Excerpts from a figure dataset:

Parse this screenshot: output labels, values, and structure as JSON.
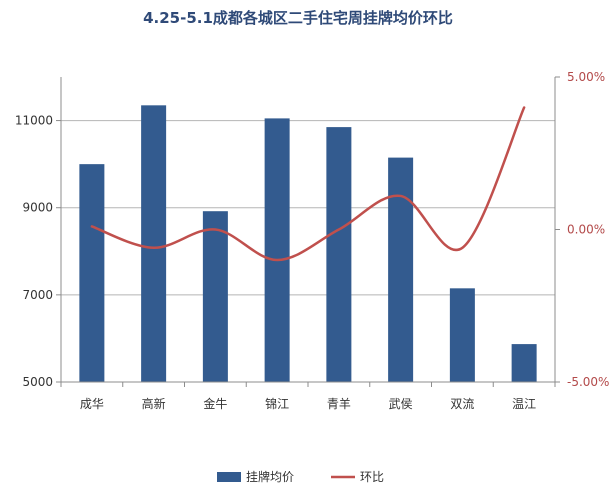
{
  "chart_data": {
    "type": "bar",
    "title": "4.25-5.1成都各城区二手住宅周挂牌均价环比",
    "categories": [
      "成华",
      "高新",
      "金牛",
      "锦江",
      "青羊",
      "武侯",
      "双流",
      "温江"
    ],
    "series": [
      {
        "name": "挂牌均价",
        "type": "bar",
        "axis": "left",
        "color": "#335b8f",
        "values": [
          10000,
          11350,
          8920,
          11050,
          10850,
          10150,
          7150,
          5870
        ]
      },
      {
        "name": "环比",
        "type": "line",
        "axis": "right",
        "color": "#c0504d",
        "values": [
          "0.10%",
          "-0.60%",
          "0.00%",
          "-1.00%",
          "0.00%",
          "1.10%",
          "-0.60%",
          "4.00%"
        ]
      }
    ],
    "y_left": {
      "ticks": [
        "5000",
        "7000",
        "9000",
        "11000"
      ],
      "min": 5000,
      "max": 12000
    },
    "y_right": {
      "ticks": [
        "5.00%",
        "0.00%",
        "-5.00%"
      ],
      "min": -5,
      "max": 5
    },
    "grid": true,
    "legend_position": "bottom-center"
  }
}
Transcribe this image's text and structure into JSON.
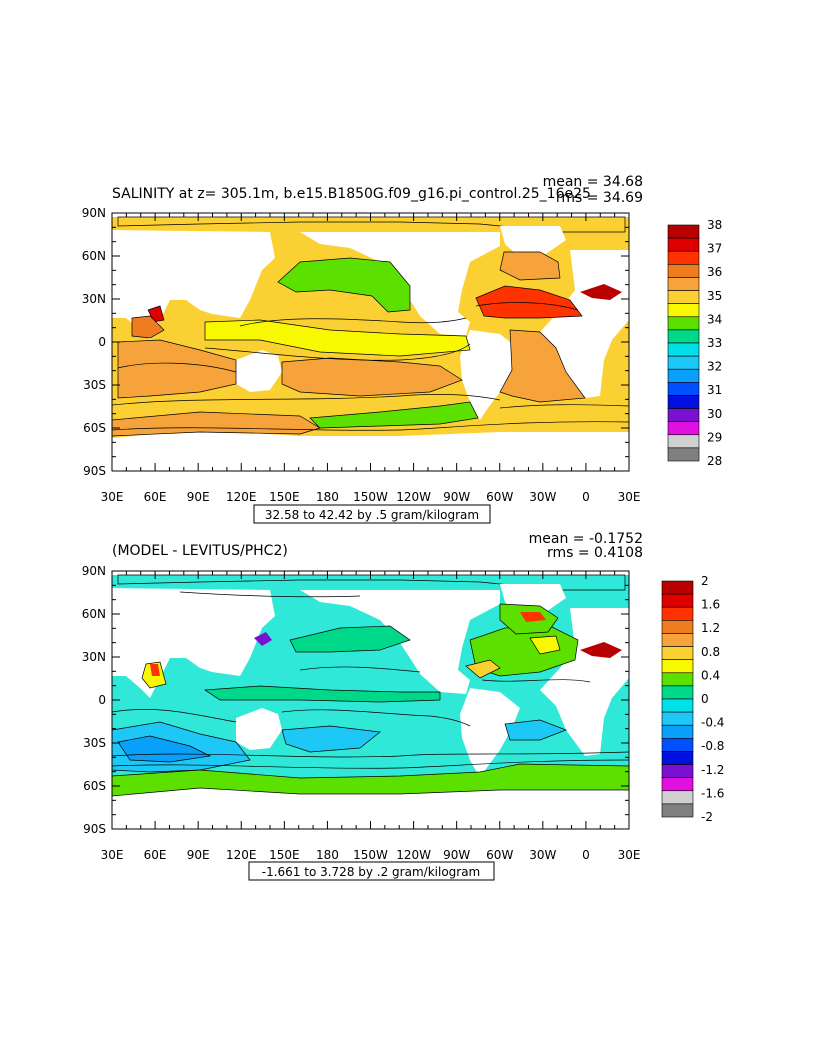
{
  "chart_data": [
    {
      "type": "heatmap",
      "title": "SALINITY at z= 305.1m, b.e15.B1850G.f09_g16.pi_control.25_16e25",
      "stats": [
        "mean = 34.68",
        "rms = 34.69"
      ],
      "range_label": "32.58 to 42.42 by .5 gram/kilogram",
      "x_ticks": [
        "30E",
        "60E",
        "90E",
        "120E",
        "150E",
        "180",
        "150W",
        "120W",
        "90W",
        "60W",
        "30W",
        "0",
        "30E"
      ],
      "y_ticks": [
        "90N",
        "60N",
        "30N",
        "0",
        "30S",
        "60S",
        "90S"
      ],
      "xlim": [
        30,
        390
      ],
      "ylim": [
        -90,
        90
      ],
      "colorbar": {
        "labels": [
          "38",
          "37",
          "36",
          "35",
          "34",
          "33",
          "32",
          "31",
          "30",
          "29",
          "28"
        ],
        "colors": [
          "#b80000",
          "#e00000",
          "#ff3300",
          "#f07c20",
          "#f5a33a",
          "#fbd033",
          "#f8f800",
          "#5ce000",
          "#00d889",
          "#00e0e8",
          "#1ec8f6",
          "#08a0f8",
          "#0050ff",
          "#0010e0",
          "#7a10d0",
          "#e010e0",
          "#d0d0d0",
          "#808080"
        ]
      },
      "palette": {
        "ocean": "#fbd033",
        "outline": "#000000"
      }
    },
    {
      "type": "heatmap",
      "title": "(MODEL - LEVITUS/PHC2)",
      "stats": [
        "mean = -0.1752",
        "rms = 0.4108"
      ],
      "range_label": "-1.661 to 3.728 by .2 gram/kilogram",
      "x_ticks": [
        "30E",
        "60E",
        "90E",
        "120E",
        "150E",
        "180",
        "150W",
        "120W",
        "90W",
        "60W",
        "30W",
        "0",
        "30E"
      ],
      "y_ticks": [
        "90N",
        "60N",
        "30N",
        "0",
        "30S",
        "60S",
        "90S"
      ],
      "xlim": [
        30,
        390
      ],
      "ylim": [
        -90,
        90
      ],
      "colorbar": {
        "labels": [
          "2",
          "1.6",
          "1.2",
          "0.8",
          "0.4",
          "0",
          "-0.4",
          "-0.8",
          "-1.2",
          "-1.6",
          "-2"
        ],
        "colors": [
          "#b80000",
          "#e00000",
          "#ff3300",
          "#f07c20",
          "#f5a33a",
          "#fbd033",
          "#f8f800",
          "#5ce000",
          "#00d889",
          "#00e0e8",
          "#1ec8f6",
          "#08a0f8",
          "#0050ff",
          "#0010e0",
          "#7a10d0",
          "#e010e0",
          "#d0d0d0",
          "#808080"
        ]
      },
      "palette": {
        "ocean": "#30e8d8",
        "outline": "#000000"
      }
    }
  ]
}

* * *

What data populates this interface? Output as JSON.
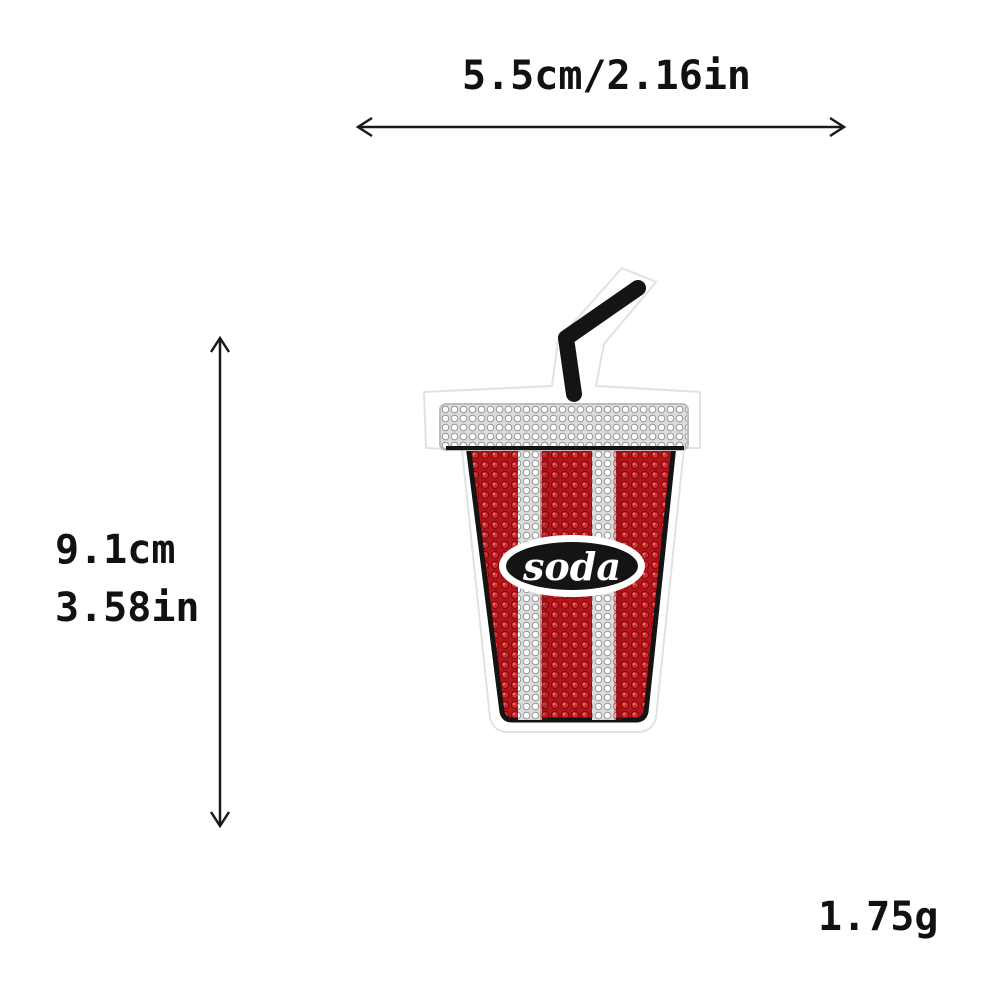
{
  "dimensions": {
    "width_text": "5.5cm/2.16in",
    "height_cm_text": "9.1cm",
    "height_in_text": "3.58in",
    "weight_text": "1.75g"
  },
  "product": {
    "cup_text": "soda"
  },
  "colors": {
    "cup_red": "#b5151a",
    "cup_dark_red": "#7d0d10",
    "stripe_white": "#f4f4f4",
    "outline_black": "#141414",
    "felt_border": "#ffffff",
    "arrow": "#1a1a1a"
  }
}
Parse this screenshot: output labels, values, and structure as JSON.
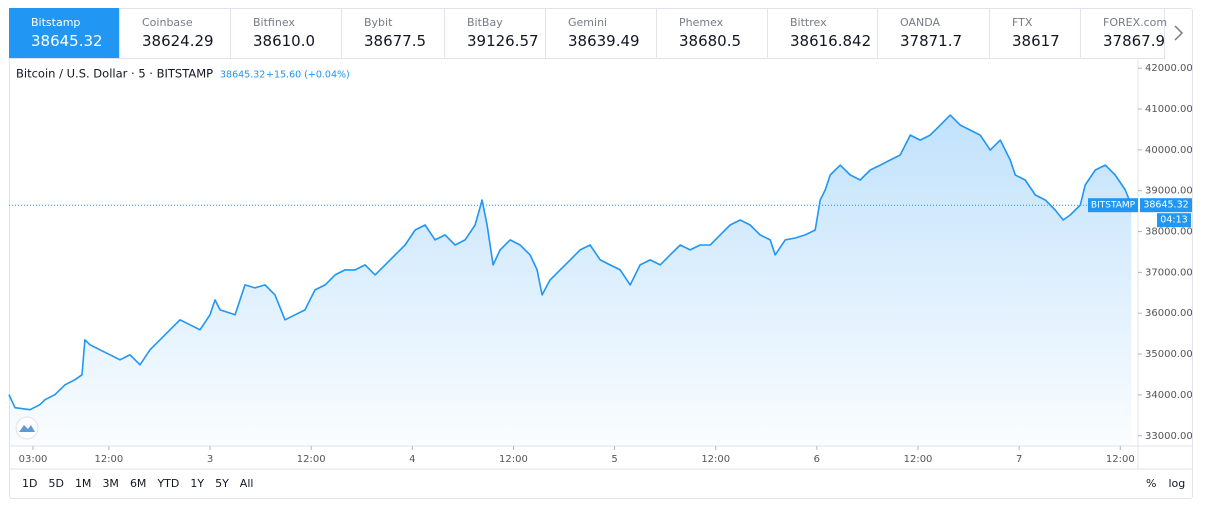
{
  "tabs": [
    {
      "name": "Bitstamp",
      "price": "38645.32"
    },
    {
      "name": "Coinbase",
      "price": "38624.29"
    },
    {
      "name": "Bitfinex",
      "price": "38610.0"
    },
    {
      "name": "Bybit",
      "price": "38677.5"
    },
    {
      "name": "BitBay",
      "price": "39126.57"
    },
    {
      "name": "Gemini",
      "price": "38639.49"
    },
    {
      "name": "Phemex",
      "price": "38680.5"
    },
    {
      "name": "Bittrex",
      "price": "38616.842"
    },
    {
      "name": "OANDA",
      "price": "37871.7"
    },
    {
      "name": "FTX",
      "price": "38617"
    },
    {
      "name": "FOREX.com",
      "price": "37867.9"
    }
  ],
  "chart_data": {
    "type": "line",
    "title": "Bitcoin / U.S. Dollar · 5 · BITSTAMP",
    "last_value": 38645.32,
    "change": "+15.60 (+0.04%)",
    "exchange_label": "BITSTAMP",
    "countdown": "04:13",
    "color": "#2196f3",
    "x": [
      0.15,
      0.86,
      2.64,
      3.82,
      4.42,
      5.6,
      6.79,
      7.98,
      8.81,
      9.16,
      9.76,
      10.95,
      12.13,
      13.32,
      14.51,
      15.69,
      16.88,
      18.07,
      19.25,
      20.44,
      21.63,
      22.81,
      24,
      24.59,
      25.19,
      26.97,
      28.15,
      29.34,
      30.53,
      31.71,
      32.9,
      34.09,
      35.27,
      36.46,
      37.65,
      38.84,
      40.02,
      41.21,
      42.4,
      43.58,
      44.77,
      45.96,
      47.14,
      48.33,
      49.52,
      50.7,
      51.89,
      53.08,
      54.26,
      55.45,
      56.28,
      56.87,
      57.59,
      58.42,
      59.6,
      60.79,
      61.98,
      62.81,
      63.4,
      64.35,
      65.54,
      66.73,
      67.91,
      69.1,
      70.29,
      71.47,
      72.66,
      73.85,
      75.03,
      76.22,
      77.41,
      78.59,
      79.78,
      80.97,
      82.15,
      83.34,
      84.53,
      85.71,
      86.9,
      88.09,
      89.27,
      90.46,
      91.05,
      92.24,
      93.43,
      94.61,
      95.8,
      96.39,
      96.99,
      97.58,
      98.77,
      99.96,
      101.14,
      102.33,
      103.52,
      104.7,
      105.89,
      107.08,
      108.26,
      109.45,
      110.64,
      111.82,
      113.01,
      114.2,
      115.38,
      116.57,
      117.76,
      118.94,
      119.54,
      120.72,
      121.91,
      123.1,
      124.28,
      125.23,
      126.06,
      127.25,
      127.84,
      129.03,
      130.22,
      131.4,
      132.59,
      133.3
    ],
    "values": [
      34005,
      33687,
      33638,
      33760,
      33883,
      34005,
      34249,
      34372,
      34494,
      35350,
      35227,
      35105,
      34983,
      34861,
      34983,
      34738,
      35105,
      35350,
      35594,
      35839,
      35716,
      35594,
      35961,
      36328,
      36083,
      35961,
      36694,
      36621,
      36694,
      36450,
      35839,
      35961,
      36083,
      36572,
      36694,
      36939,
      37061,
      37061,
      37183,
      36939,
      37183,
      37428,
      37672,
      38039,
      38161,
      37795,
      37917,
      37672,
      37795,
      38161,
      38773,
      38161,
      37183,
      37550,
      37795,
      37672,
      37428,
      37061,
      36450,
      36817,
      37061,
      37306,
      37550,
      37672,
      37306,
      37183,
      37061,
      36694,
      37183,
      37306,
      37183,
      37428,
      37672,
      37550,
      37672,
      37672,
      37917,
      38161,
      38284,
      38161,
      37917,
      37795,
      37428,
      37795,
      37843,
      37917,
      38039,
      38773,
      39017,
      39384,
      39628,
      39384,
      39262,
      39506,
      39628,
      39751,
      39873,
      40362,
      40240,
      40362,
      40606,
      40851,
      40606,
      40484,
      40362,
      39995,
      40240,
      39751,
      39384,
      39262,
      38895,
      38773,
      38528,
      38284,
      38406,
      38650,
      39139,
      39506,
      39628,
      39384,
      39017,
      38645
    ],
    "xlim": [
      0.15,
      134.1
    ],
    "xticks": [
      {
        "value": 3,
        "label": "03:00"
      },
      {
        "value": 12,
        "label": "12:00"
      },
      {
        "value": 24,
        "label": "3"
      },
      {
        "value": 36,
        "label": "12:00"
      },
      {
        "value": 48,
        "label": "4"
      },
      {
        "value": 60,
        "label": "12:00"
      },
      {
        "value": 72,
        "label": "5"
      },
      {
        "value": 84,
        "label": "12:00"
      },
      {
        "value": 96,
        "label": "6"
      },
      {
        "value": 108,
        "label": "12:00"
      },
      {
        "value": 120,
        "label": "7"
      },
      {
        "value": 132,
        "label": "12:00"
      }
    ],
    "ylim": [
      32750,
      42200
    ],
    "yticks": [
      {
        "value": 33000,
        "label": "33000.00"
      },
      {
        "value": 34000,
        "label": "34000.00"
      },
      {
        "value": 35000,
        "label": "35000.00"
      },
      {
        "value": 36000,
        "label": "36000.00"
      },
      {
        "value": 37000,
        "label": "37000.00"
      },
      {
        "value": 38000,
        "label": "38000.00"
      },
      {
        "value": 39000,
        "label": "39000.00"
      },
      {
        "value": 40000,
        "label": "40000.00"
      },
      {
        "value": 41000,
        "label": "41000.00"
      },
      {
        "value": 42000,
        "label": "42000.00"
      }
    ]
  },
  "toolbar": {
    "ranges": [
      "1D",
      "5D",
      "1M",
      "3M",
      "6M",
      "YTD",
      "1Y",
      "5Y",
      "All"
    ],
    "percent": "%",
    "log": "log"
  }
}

[Do this]: Pull out every line of the records that includes the string "price".

[Answer for the task]:
      "price": "38645.32"
      "price": "38624.29"
      "price": "38610.0"
      "price": "38677.5"
      "price": "39126.57"
      "price": "38639.49"
      "price": "38680.5"
      "price": "38616.842"
      "price": "37871.7"
      "price": "38617"
      "price": "37867.9"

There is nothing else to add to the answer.